* Given task *
Review the lines that follow and copy each one that contains the word "neckline".

● ● ● ● ●

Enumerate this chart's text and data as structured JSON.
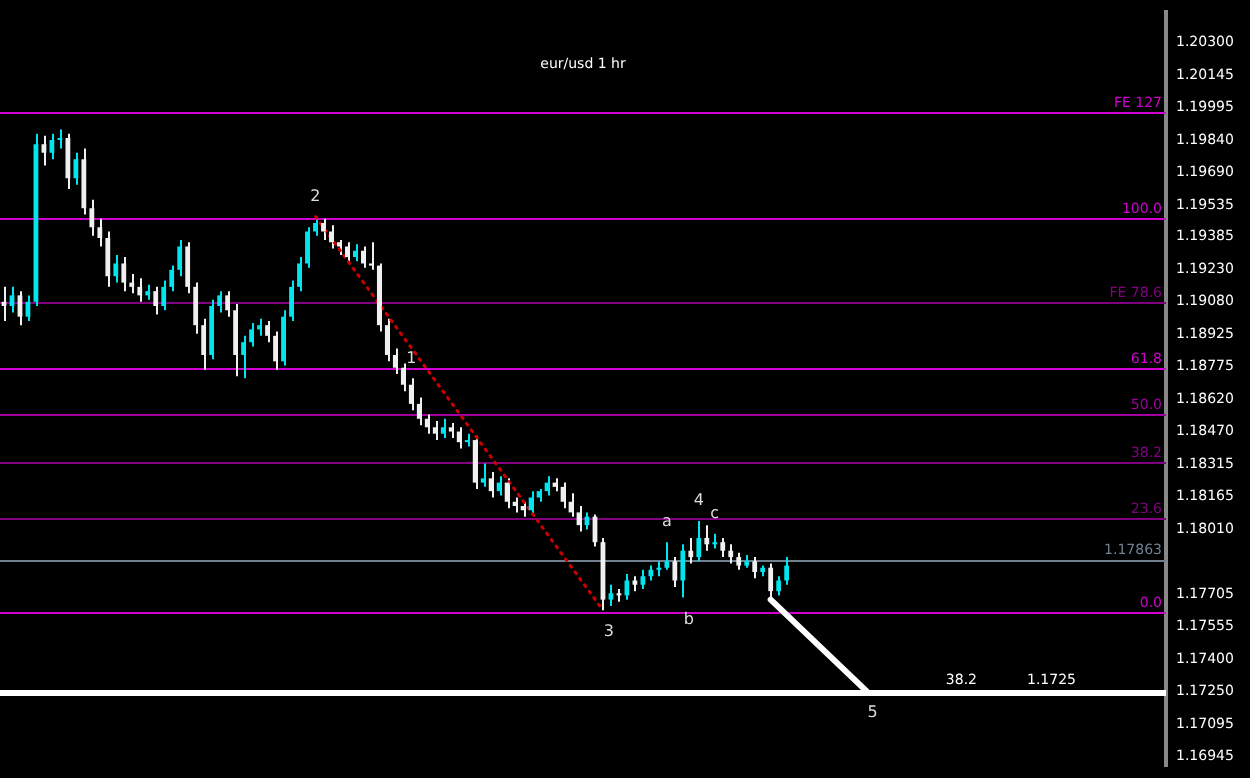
{
  "chart_data": {
    "type": "candlestick",
    "title": "eur/usd 1 hr",
    "categories": [
      null,
      null,
      null,
      null,
      null,
      null,
      null,
      null,
      null,
      null,
      null,
      null,
      null,
      null,
      null,
      null,
      null,
      null,
      null,
      null,
      null,
      null,
      null,
      null,
      null,
      null,
      null,
      null,
      null,
      null,
      null,
      null,
      null,
      null,
      null,
      null,
      null,
      null,
      null,
      null,
      null,
      null,
      null,
      null,
      null,
      null,
      null,
      null,
      null,
      null,
      null,
      null,
      null,
      null,
      null,
      null,
      null,
      null,
      null,
      null,
      null,
      null,
      null,
      null,
      null,
      null,
      null,
      null,
      null,
      null,
      null,
      null,
      null,
      null,
      null,
      null,
      null,
      null,
      null,
      null,
      null,
      null,
      null,
      null,
      null,
      null,
      null,
      null,
      null,
      null,
      null,
      null,
      null,
      null,
      null,
      null,
      null,
      null,
      null,
      null,
      null,
      null,
      null,
      null,
      null,
      null,
      null,
      null,
      null,
      null,
      null,
      null,
      null,
      null,
      null,
      null,
      null,
      null,
      null,
      null,
      null,
      null,
      null,
      null,
      null,
      null,
      null,
      null,
      null,
      null,
      null,
      null,
      null,
      null,
      null,
      null,
      null,
      null,
      null,
      null,
      null,
      null,
      null,
      null,
      null,
      null
    ],
    "ohlc": [
      [
        1.1908,
        1.1915,
        1.1899,
        1.1906
      ],
      [
        1.1906,
        1.1915,
        1.1903,
        1.1911
      ],
      [
        1.1911,
        1.1913,
        1.1897,
        1.1901
      ],
      [
        1.1901,
        1.1911,
        1.1899,
        1.1908
      ],
      [
        1.1908,
        1.1987,
        1.1906,
        1.1982
      ],
      [
        1.1982,
        1.1986,
        1.1972,
        1.1978
      ],
      [
        1.1978,
        1.1987,
        1.1975,
        1.1984
      ],
      [
        1.1984,
        1.1989,
        1.198,
        1.1985
      ],
      [
        1.1985,
        1.1987,
        1.1961,
        1.1966
      ],
      [
        1.1966,
        1.1978,
        1.1963,
        1.1975
      ],
      [
        1.1975,
        1.198,
        1.1949,
        1.1952
      ],
      [
        1.1952,
        1.1956,
        1.1939,
        1.1943
      ],
      [
        1.1943,
        1.1947,
        1.1934,
        1.1938
      ],
      [
        1.1938,
        1.1941,
        1.1915,
        1.192
      ],
      [
        1.192,
        1.193,
        1.1917,
        1.1926
      ],
      [
        1.1926,
        1.1929,
        1.1913,
        1.1917
      ],
      [
        1.1917,
        1.1921,
        1.1912,
        1.1915
      ],
      [
        1.1915,
        1.1919,
        1.1908,
        1.1911
      ],
      [
        1.1911,
        1.1916,
        1.1909,
        1.1913
      ],
      [
        1.1913,
        1.1915,
        1.1902,
        1.1906
      ],
      [
        1.1906,
        1.1918,
        1.1904,
        1.1915
      ],
      [
        1.1915,
        1.1925,
        1.1913,
        1.1923
      ],
      [
        1.1923,
        1.1937,
        1.192,
        1.1934
      ],
      [
        1.1934,
        1.1936,
        1.1912,
        1.1915
      ],
      [
        1.1915,
        1.1917,
        1.1893,
        1.1897
      ],
      [
        1.1897,
        1.19,
        1.1876,
        1.1883
      ],
      [
        1.1883,
        1.1909,
        1.1881,
        1.1906
      ],
      [
        1.1906,
        1.1913,
        1.1903,
        1.1911
      ],
      [
        1.1911,
        1.1913,
        1.1901,
        1.1904
      ],
      [
        1.1904,
        1.1907,
        1.1873,
        1.1883
      ],
      [
        1.1883,
        1.1892,
        1.1872,
        1.1889
      ],
      [
        1.1889,
        1.1898,
        1.1887,
        1.1895
      ],
      [
        1.1895,
        1.19,
        1.1892,
        1.1897
      ],
      [
        1.1897,
        1.1899,
        1.1889,
        1.1892
      ],
      [
        1.1892,
        1.1894,
        1.1876,
        1.188
      ],
      [
        1.188,
        1.1904,
        1.1878,
        1.1901
      ],
      [
        1.1901,
        1.1918,
        1.1899,
        1.1915
      ],
      [
        1.1915,
        1.1929,
        1.1913,
        1.1926
      ],
      [
        1.1926,
        1.1943,
        1.1924,
        1.1941
      ],
      [
        1.1941,
        1.1948,
        1.1939,
        1.1945
      ],
      [
        1.1945,
        1.1947,
        1.1937,
        1.1941
      ],
      [
        1.1941,
        1.1944,
        1.1933,
        1.1936
      ],
      [
        1.1936,
        1.1937,
        1.193,
        1.1934
      ],
      [
        1.1934,
        1.1936,
        1.1926,
        1.1929
      ],
      [
        1.1929,
        1.1935,
        1.1927,
        1.1932
      ],
      [
        1.1932,
        1.1934,
        1.1924,
        1.1926
      ],
      [
        1.1926,
        1.1936,
        1.1923,
        1.1925
      ],
      [
        1.1925,
        1.1926,
        1.1894,
        1.1897
      ],
      [
        1.1897,
        1.19,
        1.188,
        1.1883
      ],
      [
        1.1883,
        1.1886,
        1.1874,
        1.1877
      ],
      [
        1.1877,
        1.1879,
        1.1866,
        1.1869
      ],
      [
        1.1869,
        1.1872,
        1.1857,
        1.186
      ],
      [
        1.186,
        1.1863,
        1.185,
        1.1853
      ],
      [
        1.1853,
        1.1855,
        1.1846,
        1.1849
      ],
      [
        1.1849,
        1.1852,
        1.1843,
        1.1846
      ],
      [
        1.1846,
        1.1853,
        1.1844,
        1.1849
      ],
      [
        1.1849,
        1.1851,
        1.1844,
        1.1847
      ],
      [
        1.1847,
        1.1849,
        1.1839,
        1.1842
      ],
      [
        1.1842,
        1.1846,
        1.184,
        1.1843
      ],
      [
        1.1843,
        1.1845,
        1.182,
        1.1823
      ],
      [
        1.1823,
        1.1832,
        1.1821,
        1.1825
      ],
      [
        1.1825,
        1.1828,
        1.1816,
        1.1819
      ],
      [
        1.1819,
        1.1826,
        1.1817,
        1.1823
      ],
      [
        1.1823,
        1.1825,
        1.1811,
        1.1814
      ],
      [
        1.1814,
        1.1816,
        1.1809,
        1.1812
      ],
      [
        1.1812,
        1.1814,
        1.1807,
        1.181
      ],
      [
        1.181,
        1.1819,
        1.1808,
        1.1816
      ],
      [
        1.1816,
        1.182,
        1.1814,
        1.1819
      ],
      [
        1.1819,
        1.1826,
        1.1817,
        1.1823
      ],
      [
        1.1823,
        1.1825,
        1.1819,
        1.1821
      ],
      [
        1.1821,
        1.1823,
        1.1811,
        1.1814
      ],
      [
        1.1814,
        1.1818,
        1.1807,
        1.1809
      ],
      [
        1.1809,
        1.1812,
        1.18,
        1.1803
      ],
      [
        1.1803,
        1.1809,
        1.1801,
        1.1807
      ],
      [
        1.1807,
        1.1808,
        1.1793,
        1.1795
      ],
      [
        1.1795,
        1.1797,
        1.1763,
        1.1768
      ],
      [
        1.1768,
        1.1775,
        1.1765,
        1.1771
      ],
      [
        1.1771,
        1.1773,
        1.1767,
        1.177
      ],
      [
        1.177,
        1.178,
        1.1768,
        1.1777
      ],
      [
        1.1777,
        1.1779,
        1.1772,
        1.1775
      ],
      [
        1.1775,
        1.1782,
        1.1773,
        1.1779
      ],
      [
        1.1779,
        1.1784,
        1.1777,
        1.1782
      ],
      [
        1.1782,
        1.1786,
        1.1779,
        1.1783
      ],
      [
        1.1783,
        1.1795,
        1.1782,
        1.1786
      ],
      [
        1.1786,
        1.1788,
        1.1774,
        1.1777
      ],
      [
        1.1777,
        1.1794,
        1.1769,
        1.1791
      ],
      [
        1.1791,
        1.1797,
        1.1785,
        1.1788
      ],
      [
        1.1788,
        1.1805,
        1.1786,
        1.1797
      ],
      [
        1.1797,
        1.1803,
        1.1791,
        1.1794
      ],
      [
        1.1794,
        1.1799,
        1.1792,
        1.1795
      ],
      [
        1.1795,
        1.1797,
        1.1788,
        1.1791
      ],
      [
        1.1791,
        1.1794,
        1.1785,
        1.1788
      ],
      [
        1.1788,
        1.179,
        1.1782,
        1.1784
      ],
      [
        1.1784,
        1.1789,
        1.1783,
        1.1786
      ],
      [
        1.1786,
        1.1788,
        1.1778,
        1.1781
      ],
      [
        1.1781,
        1.1784,
        1.1779,
        1.1783
      ],
      [
        1.1783,
        1.1785,
        1.1768,
        1.1772
      ],
      [
        1.1772,
        1.1779,
        1.177,
        1.1777
      ],
      [
        1.1777,
        1.1788,
        1.1775,
        1.1784
      ],
      null,
      null,
      null,
      null,
      null,
      null,
      null,
      null,
      null,
      null,
      null,
      null,
      null,
      null,
      null,
      null,
      null,
      null,
      null,
      null,
      null,
      null,
      null,
      null,
      null,
      null,
      null,
      null,
      null,
      null,
      null,
      null,
      null,
      null,
      null,
      null,
      null,
      null,
      null,
      null,
      null,
      null,
      null,
      null,
      null,
      null,
      null
    ],
    "series": [
      {
        "type": "line",
        "color": "#ffffff",
        "line_style": "solid",
        "values": [
          null,
          null,
          null,
          null,
          null,
          null,
          null,
          null,
          null,
          null,
          null,
          null,
          null,
          null,
          null,
          null,
          null,
          null,
          null,
          null,
          null,
          null,
          null,
          null,
          null,
          null,
          null,
          null,
          null,
          null,
          null,
          null,
          null,
          null,
          null,
          null,
          null,
          null,
          null,
          null,
          null,
          null,
          null,
          null,
          null,
          null,
          null,
          null,
          null,
          null,
          null,
          null,
          null,
          null,
          null,
          null,
          null,
          null,
          null,
          null,
          null,
          null,
          null,
          null,
          null,
          null,
          null,
          null,
          null,
          null,
          null,
          null,
          null,
          null,
          null,
          null,
          null,
          null,
          null,
          null,
          null,
          null,
          null,
          null,
          null,
          null,
          null,
          null,
          null,
          null,
          null,
          null,
          null,
          null,
          null,
          null,
          1.1768,
          null,
          null,
          null,
          null,
          null,
          null,
          null,
          null,
          null,
          null,
          null,
          1.1725,
          null,
          null,
          null,
          null,
          null,
          null,
          null,
          null,
          null,
          null,
          null,
          null,
          null,
          null,
          null,
          null,
          null,
          null,
          null,
          null,
          null,
          null,
          null,
          null,
          null,
          null,
          null,
          null,
          null,
          null,
          null,
          null,
          null,
          null,
          null,
          null,
          null
        ]
      },
      {
        "type": "line",
        "color": "#cc0000",
        "line_style": "dotted",
        "values": [
          null,
          null,
          null,
          null,
          null,
          null,
          null,
          null,
          null,
          null,
          null,
          null,
          null,
          null,
          null,
          null,
          null,
          null,
          null,
          null,
          null,
          null,
          null,
          null,
          null,
          null,
          null,
          null,
          null,
          null,
          null,
          null,
          null,
          null,
          null,
          null,
          null,
          null,
          null,
          1.1948,
          null,
          null,
          null,
          null,
          null,
          null,
          null,
          null,
          null,
          null,
          null,
          null,
          null,
          null,
          null,
          null,
          null,
          null,
          null,
          null,
          null,
          null,
          null,
          null,
          null,
          null,
          null,
          null,
          null,
          null,
          null,
          null,
          null,
          null,
          null,
          1.1763,
          null,
          null,
          null,
          null,
          null,
          null,
          null,
          null,
          null,
          null,
          null,
          null,
          null,
          null,
          null,
          null,
          null,
          null,
          null,
          null,
          null,
          null,
          null,
          null,
          null,
          null,
          null,
          null,
          null,
          null,
          null,
          null,
          null,
          null,
          null,
          null,
          null,
          null,
          null,
          null,
          null,
          null,
          null,
          null,
          null,
          null,
          null,
          null,
          null,
          null,
          null,
          null,
          null,
          null,
          null,
          null,
          null,
          null,
          null,
          null,
          null,
          null,
          null,
          null,
          null,
          null,
          null,
          null,
          null,
          null
        ]
      }
    ],
    "ylim": [
      1.169,
      1.2044
    ],
    "yticks": [
      {
        "value": 1.203,
        "label": "1.20300"
      },
      {
        "value": 1.20145,
        "label": "1.20145"
      },
      {
        "value": 1.19995,
        "label": "1.19995"
      },
      {
        "value": 1.1984,
        "label": "1.19840"
      },
      {
        "value": 1.1969,
        "label": "1.19690"
      },
      {
        "value": 1.19535,
        "label": "1.19535"
      },
      {
        "value": 1.19385,
        "label": "1.19385"
      },
      {
        "value": 1.1923,
        "label": "1.19230"
      },
      {
        "value": 1.1908,
        "label": "1.19080"
      },
      {
        "value": 1.18925,
        "label": "1.18925"
      },
      {
        "value": 1.18775,
        "label": "1.18775"
      },
      {
        "value": 1.1862,
        "label": "1.18620"
      },
      {
        "value": 1.1847,
        "label": "1.18470"
      },
      {
        "value": 1.18315,
        "label": "1.18315"
      },
      {
        "value": 1.18165,
        "label": "1.18165"
      },
      {
        "value": 1.1801,
        "label": "1.18010"
      },
      {
        "value": 1.17705,
        "label": "1.17705"
      },
      {
        "value": 1.17555,
        "label": "1.17555"
      },
      {
        "value": 1.174,
        "label": "1.17400"
      },
      {
        "value": 1.1725,
        "label": "1.17250"
      },
      {
        "value": 1.17095,
        "label": "1.17095"
      },
      {
        "value": 1.16945,
        "label": "1.16945"
      }
    ],
    "ref_lines": [
      {
        "axis": "y",
        "value": 1.1997,
        "color": "#d000d0"
      },
      {
        "axis": "y",
        "value": 1.1947,
        "color": "#d000d0"
      },
      {
        "axis": "y",
        "value": 1.1908,
        "color": "#80007f"
      },
      {
        "axis": "y",
        "value": 1.1877,
        "color": "#d000d0"
      },
      {
        "axis": "y",
        "value": 1.1855,
        "color": "#a000a0"
      },
      {
        "axis": "y",
        "value": 1.1833,
        "color": "#80007f"
      },
      {
        "axis": "y",
        "value": 1.1806,
        "color": "#80007f"
      },
      {
        "axis": "y",
        "value": 1.1762,
        "color": "#d000d0"
      },
      {
        "axis": "y",
        "value": 1.17863,
        "label": "1.17863",
        "color": "#708090"
      },
      {
        "axis": "y",
        "value": 1.1725,
        "label": "1.1725",
        "color": "#ffffff"
      }
    ],
    "annotations": [
      {
        "text": "FE 127",
        "y": 1.1997
      },
      {
        "text": "100.0",
        "y": 1.1947
      },
      {
        "text": "FE 78.6",
        "y": 1.1908
      },
      {
        "text": "61.8",
        "y": 1.1877
      },
      {
        "text": "50.0",
        "y": 1.1855
      },
      {
        "text": "38.2",
        "y": 1.1833
      },
      {
        "text": "23.6",
        "y": 1.1806
      },
      {
        "text": "0.0",
        "y": 1.1762
      },
      {
        "text": "1",
        "y": 1.1872
      },
      {
        "text": "2",
        "y": 1.1948
      },
      {
        "text": "3",
        "y": 1.1763
      },
      {
        "text": "a",
        "y": 1.1795
      },
      {
        "text": "4",
        "y": 1.1805
      },
      {
        "text": "c",
        "y": 1.1799
      },
      {
        "text": "b",
        "y": 1.1769
      },
      {
        "text": "5",
        "y": 1.1725
      },
      "38.2"
    ],
    "tick_labels": "y",
    "legend": false,
    "grid": false
  }
}
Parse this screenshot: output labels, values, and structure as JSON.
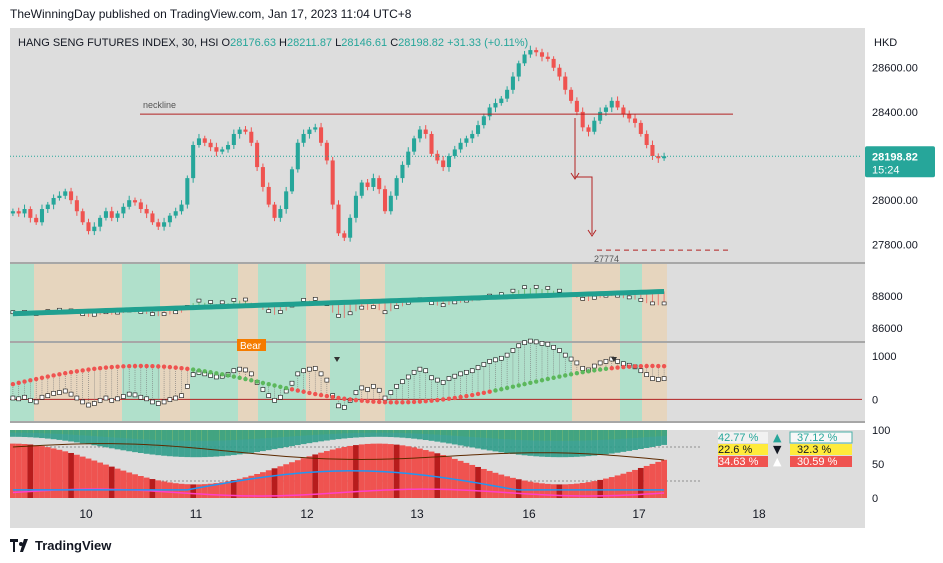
{
  "header": {
    "published": "TheWinningDay published on TradingView.com, Jan 17, 2023 11:04 UTC+8"
  },
  "legend": {
    "symbol": "HANG SENG FUTURES INDEX, 30, HSI",
    "o_label": "O",
    "o": "28176.63",
    "h_label": "H",
    "h": "28211.87",
    "l_label": "L",
    "l": "28146.61",
    "c_label": "C",
    "c": "28198.82",
    "change": "+31.33 (+0.11%)"
  },
  "currency": "HKD",
  "price_badge": {
    "price": "28198.82",
    "countdown": "15:24"
  },
  "annotations": {
    "neckline": "neckline",
    "target": "27774",
    "bear": "Bear"
  },
  "colors": {
    "up": "#26a69a",
    "down": "#ef5350",
    "pane_bg": "#d9d9d9",
    "green_zone": "#a8e0c8",
    "tan_zone": "#e8d4b8",
    "badge": "#26a69a",
    "neckline": "#b22222"
  },
  "footer": {
    "brand": "TradingView"
  },
  "chart_data": [
    {
      "type": "candlestick",
      "title": "HANG SENG FUTURES INDEX, 30, HSI",
      "x_ticks": [
        "10",
        "11",
        "12",
        "13",
        "16",
        "17",
        "18"
      ],
      "y_ticks": [
        "28600.00",
        "28400.00",
        "28000.00",
        "27800.00"
      ],
      "ylim": [
        27720,
        28780
      ],
      "neckline": 28390,
      "target": 27774,
      "last_price": 28198.82,
      "close_series": [
        27950,
        27940,
        27960,
        27920,
        27900,
        27960,
        27980,
        28010,
        28020,
        28040,
        28000,
        27950,
        27900,
        27860,
        27880,
        27920,
        27950,
        27920,
        27940,
        27970,
        28000,
        27990,
        27960,
        27940,
        27900,
        27880,
        27900,
        27930,
        27950,
        27980,
        28100,
        28250,
        28280,
        28260,
        28240,
        28220,
        28230,
        28250,
        28300,
        28320,
        28310,
        28260,
        28150,
        28060,
        27980,
        27920,
        27960,
        28040,
        28140,
        28260,
        28300,
        28320,
        28330,
        28260,
        28180,
        27980,
        27850,
        27830,
        27920,
        28020,
        28080,
        28060,
        28100,
        28050,
        27950,
        28020,
        28100,
        28160,
        28220,
        28280,
        28320,
        28300,
        28210,
        28180,
        28150,
        28200,
        28230,
        28260,
        28280,
        28300,
        28340,
        28380,
        28420,
        28440,
        28460,
        28500,
        28560,
        28620,
        28660,
        28680,
        28670,
        28650,
        28640,
        28600,
        28560,
        28500,
        28450,
        28400,
        28330,
        28310,
        28360,
        28400,
        28420,
        28450,
        28420,
        28390,
        28370,
        28350,
        28300,
        28250,
        28200,
        28190,
        28199
      ]
    },
    {
      "type": "ribbon",
      "y_ticks": [
        "88000",
        "86000"
      ],
      "ylim": [
        85200,
        90000
      ]
    },
    {
      "type": "oscillator",
      "y_ticks": [
        "1000",
        "0"
      ],
      "ylim": [
        -500,
        1300
      ],
      "zero_line": 0
    },
    {
      "type": "bar",
      "y_ticks": [
        "100",
        "50",
        "0"
      ],
      "ylim": [
        0,
        100
      ],
      "labels": [
        {
          "left": "42.77 %",
          "right": "37.12 %"
        },
        {
          "left": "22.6 %",
          "right": "32.3 %"
        },
        {
          "left": "34.63 %",
          "right": "30.59 %"
        }
      ]
    }
  ]
}
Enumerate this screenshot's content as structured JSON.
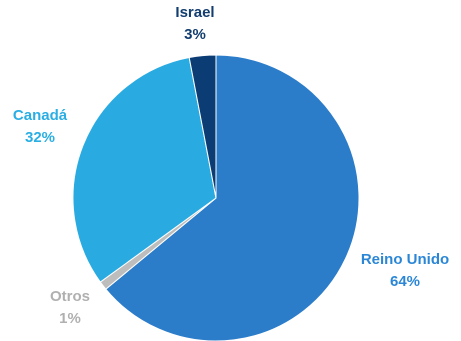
{
  "chart_data": {
    "type": "pie",
    "start_angle_deg": 0,
    "direction": "clockwise",
    "slices": [
      {
        "label": "Reino Unido",
        "value": 64,
        "value_label": "64%",
        "color": "#2b7cc9",
        "label_color": "#2b87d6"
      },
      {
        "label": "Otros",
        "value": 1,
        "value_label": "1%",
        "color": "#bdbdbd",
        "label_color": "#b0b0b0"
      },
      {
        "label": "Canadá",
        "value": 32,
        "value_label": "32%",
        "color": "#29abe2",
        "label_color": "#2aaee3"
      },
      {
        "label": "Israel",
        "value": 3,
        "value_label": "3%",
        "color": "#0b3c73",
        "label_color": "#123d6e"
      }
    ]
  }
}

● ● ● ● ●

* Answer for this exercise *
    "neckline": "neckline",
    "neckline": "#b22222"
      "neckline": 28390,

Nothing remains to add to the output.